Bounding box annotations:
§

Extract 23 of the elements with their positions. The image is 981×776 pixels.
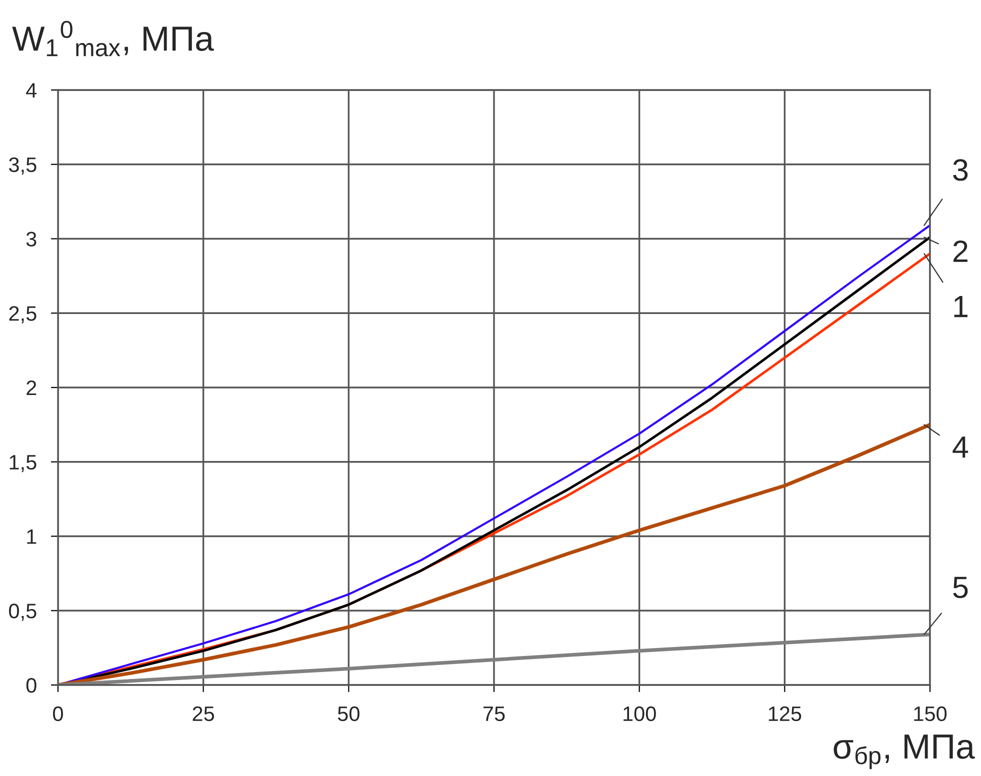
y-tick-label: 3 — [26, 232, 36, 247]
x-tick-label: 100 — [624, 706, 656, 722]
x-tick-label: 25 — [192, 706, 214, 722]
y-tick-label: 3,5 — [9, 157, 36, 175]
x-tick-label: 0 — [53, 706, 63, 722]
series-label: 5 — [953, 576, 968, 598]
y-tick-label: 0,5 — [9, 604, 36, 621]
y-tick-label: 1,5 — [10, 455, 36, 472]
y-tick-label: 4 — [26, 83, 37, 98]
y-axis-title: W$_{1}$$^{0}$$_{max}$, МПа — [12, 20, 214, 56]
y-tick-label: 2 — [26, 380, 36, 396]
x-tick-label: 75 — [483, 706, 505, 722]
series-label: 4 — [952, 436, 968, 458]
series-label: 1 — [954, 296, 968, 318]
x-tick-label: 150 — [914, 706, 947, 722]
series-label: 3 — [953, 159, 968, 181]
x-tick-label: 50 — [338, 706, 360, 722]
x-tick-label: 125 — [768, 706, 802, 722]
series-label: 2 — [954, 240, 968, 262]
y-tick-label: 2,5 — [9, 306, 36, 324]
y-tick-label: 0 — [26, 678, 36, 693]
x-axis-title: σ$_{бр}$, МПа — [834, 734, 975, 770]
y-tick-label: 1 — [27, 529, 36, 544]
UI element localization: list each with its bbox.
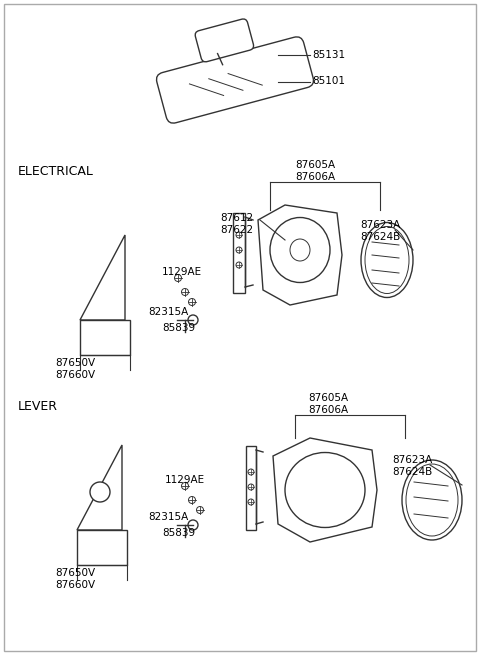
- Polygon shape: [258, 205, 342, 305]
- Bar: [77, 530, 127, 565]
- Text: 82315A: 82315A: [148, 307, 188, 317]
- Text: 1129AE: 1129AE: [165, 475, 205, 485]
- Circle shape: [248, 469, 254, 475]
- Text: 87623A: 87623A: [360, 220, 400, 230]
- Text: 87660V: 87660V: [55, 370, 95, 380]
- Ellipse shape: [270, 217, 330, 282]
- Ellipse shape: [285, 453, 365, 527]
- Circle shape: [175, 274, 181, 282]
- Text: 87660V: 87660V: [55, 580, 95, 590]
- Text: 85131: 85131: [312, 50, 345, 60]
- Circle shape: [181, 483, 189, 489]
- Circle shape: [90, 482, 110, 502]
- Text: 87622: 87622: [220, 225, 253, 235]
- Circle shape: [236, 262, 242, 268]
- Circle shape: [196, 506, 204, 514]
- Text: LEVER: LEVER: [18, 400, 58, 413]
- Circle shape: [189, 299, 195, 305]
- Polygon shape: [273, 438, 377, 542]
- Text: ELECTRICAL: ELECTRICAL: [18, 165, 94, 178]
- Circle shape: [248, 484, 254, 490]
- Circle shape: [181, 288, 189, 295]
- FancyBboxPatch shape: [233, 213, 245, 293]
- Ellipse shape: [365, 227, 409, 293]
- Text: 85839: 85839: [162, 528, 195, 538]
- Text: 87605A: 87605A: [295, 160, 335, 170]
- Ellipse shape: [402, 460, 462, 540]
- Circle shape: [188, 520, 198, 530]
- Text: 87606A: 87606A: [295, 172, 335, 182]
- FancyBboxPatch shape: [156, 37, 313, 123]
- Text: 1129AE: 1129AE: [162, 267, 202, 277]
- Circle shape: [189, 496, 195, 504]
- Polygon shape: [77, 445, 122, 530]
- FancyBboxPatch shape: [246, 446, 256, 530]
- Text: 87612: 87612: [220, 213, 253, 223]
- Text: 87605A: 87605A: [308, 393, 348, 403]
- Text: 87624B: 87624B: [392, 467, 432, 477]
- Ellipse shape: [290, 239, 310, 261]
- Circle shape: [188, 315, 198, 325]
- Polygon shape: [80, 235, 125, 320]
- Circle shape: [248, 499, 254, 505]
- Bar: [80, 320, 130, 355]
- Text: 87650V: 87650V: [55, 358, 95, 368]
- Circle shape: [236, 247, 242, 253]
- Ellipse shape: [406, 464, 458, 536]
- Text: 87650V: 87650V: [55, 568, 95, 578]
- Circle shape: [236, 232, 242, 238]
- Text: 85839: 85839: [162, 323, 195, 333]
- Text: 85101: 85101: [312, 76, 345, 86]
- Ellipse shape: [361, 223, 413, 297]
- Text: 87624B: 87624B: [360, 232, 400, 242]
- FancyBboxPatch shape: [195, 19, 253, 62]
- Text: 87606A: 87606A: [308, 405, 348, 415]
- Text: 82315A: 82315A: [148, 512, 188, 522]
- Text: 87623A: 87623A: [392, 455, 432, 465]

§

* **TASK OBJECTIVE**
Arrange the listing lines between the line containing "y-tick-label: 3 — [26, 232, 36, 247]" and the line containing "20, 214, 56]", inclusive, into a numbered list, leaving out any blank lines.

* **THE ANSWER**
1. y-tick-label: 3 — [26, 232, 36, 247]
2. x-tick-label: 100 — [624, 706, 656, 722]
3. x-tick-label: 25 — [192, 706, 214, 722]
4. y-tick-label: 3,5 — [9, 157, 36, 175]
5. x-tick-label: 0 — [53, 706, 63, 722]
6. series-label: 5 — [953, 576, 968, 598]
7. y-tick-label: 0,5 — [9, 604, 36, 621]
8. y-tick-label: 1,5 — [10, 455, 36, 472]
9. y-tick-label: 4 — [26, 83, 37, 98]
10. y-axis-title: W$_{1}$$^{0}$$_{max}$, МПа — [12, 20, 214, 56]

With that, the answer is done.